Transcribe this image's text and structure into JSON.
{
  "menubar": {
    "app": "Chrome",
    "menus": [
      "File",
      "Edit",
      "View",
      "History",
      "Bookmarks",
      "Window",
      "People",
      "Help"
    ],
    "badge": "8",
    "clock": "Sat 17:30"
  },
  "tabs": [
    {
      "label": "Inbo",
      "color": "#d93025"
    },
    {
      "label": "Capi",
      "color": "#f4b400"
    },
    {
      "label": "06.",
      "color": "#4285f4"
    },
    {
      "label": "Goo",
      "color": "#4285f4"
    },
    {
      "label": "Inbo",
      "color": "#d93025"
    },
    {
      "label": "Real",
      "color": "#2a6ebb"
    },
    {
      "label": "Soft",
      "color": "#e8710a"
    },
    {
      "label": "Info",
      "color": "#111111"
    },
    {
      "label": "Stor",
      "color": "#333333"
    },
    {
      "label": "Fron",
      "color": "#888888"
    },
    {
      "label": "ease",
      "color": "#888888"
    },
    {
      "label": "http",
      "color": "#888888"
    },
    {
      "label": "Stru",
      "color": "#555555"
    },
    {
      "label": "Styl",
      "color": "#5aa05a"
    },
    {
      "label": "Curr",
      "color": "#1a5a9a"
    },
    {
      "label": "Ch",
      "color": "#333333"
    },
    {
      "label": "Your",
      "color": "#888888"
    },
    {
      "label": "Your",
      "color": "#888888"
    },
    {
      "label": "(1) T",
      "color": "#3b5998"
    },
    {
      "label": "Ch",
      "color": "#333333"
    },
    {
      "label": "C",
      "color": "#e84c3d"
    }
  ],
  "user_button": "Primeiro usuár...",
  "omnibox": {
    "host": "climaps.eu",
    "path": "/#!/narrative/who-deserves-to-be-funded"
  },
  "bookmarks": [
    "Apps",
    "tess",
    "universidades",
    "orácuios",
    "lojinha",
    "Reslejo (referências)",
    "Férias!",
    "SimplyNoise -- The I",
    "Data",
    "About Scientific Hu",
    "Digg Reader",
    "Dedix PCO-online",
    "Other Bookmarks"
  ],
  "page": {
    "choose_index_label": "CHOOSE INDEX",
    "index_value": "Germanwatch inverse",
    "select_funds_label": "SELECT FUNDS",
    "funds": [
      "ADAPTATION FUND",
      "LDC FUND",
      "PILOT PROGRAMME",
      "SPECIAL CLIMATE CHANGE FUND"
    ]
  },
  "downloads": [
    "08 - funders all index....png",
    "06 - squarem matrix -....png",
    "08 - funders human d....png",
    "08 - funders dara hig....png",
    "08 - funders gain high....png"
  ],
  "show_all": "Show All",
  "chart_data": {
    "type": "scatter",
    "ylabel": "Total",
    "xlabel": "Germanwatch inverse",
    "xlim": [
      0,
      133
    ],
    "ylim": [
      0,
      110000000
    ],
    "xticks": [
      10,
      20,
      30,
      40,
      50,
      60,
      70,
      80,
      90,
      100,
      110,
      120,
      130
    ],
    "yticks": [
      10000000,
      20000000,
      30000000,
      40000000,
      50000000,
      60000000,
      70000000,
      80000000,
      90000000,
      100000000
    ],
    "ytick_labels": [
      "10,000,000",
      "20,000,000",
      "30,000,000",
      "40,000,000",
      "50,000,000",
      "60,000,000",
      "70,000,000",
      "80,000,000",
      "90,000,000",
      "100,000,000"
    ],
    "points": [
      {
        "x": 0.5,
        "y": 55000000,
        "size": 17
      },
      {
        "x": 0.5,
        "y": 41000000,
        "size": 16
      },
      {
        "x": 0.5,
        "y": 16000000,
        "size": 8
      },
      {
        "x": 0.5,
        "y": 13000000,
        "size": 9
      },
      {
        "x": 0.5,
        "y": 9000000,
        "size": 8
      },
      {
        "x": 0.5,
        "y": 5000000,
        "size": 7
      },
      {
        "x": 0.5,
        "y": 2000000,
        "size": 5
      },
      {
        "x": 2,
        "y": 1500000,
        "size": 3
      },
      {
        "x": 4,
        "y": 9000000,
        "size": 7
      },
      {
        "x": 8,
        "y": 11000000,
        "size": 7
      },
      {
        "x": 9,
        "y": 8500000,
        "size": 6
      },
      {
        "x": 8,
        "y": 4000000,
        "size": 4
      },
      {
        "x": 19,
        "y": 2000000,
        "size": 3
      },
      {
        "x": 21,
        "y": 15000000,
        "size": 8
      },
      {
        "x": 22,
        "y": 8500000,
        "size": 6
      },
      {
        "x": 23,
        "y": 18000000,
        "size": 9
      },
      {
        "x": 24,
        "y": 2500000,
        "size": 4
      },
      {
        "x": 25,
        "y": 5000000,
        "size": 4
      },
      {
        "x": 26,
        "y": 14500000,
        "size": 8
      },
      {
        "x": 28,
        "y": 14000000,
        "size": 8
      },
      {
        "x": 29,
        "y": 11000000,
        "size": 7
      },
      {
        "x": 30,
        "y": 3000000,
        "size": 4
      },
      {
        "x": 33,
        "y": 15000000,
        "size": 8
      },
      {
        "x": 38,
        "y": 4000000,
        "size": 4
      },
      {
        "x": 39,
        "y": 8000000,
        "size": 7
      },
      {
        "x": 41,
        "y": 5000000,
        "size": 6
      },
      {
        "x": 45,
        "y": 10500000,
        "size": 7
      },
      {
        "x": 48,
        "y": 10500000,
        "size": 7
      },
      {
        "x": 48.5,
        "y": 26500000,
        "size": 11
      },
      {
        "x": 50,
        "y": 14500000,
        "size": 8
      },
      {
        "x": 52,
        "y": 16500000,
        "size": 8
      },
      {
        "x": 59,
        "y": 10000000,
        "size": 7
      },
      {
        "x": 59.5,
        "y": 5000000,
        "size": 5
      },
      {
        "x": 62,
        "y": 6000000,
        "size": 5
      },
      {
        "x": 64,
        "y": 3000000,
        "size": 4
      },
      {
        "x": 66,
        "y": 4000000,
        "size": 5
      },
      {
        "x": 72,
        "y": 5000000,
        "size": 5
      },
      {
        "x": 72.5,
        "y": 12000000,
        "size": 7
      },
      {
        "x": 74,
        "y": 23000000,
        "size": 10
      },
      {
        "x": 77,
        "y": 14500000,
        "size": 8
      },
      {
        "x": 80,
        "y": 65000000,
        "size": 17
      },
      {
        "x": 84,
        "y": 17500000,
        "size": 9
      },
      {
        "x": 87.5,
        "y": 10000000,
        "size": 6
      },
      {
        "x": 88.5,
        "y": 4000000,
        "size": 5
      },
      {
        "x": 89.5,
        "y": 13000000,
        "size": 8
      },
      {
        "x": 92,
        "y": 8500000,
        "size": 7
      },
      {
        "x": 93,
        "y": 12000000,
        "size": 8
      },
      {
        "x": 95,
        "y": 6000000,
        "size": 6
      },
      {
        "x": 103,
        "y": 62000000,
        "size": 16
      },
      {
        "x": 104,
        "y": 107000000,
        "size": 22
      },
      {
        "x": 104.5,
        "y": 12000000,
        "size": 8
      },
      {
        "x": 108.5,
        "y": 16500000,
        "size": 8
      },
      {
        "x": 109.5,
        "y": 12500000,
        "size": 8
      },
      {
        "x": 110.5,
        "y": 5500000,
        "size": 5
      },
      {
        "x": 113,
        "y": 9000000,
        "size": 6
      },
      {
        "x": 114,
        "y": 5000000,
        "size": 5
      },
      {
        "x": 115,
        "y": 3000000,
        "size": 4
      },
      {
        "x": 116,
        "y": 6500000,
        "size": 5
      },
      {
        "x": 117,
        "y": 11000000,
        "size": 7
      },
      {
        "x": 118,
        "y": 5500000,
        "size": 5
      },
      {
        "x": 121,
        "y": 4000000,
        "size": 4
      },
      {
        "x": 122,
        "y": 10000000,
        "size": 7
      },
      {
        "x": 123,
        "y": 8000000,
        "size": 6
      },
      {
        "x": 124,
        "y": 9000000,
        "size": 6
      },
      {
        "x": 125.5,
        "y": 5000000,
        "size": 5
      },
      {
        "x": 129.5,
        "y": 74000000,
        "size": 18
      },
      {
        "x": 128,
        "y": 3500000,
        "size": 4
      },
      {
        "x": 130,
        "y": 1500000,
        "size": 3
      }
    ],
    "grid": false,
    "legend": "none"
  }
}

- - - - -

Task instructions >> Of the lines in the material above, state how many contain the string "inverse"; give no other text.

Expected answer >> 2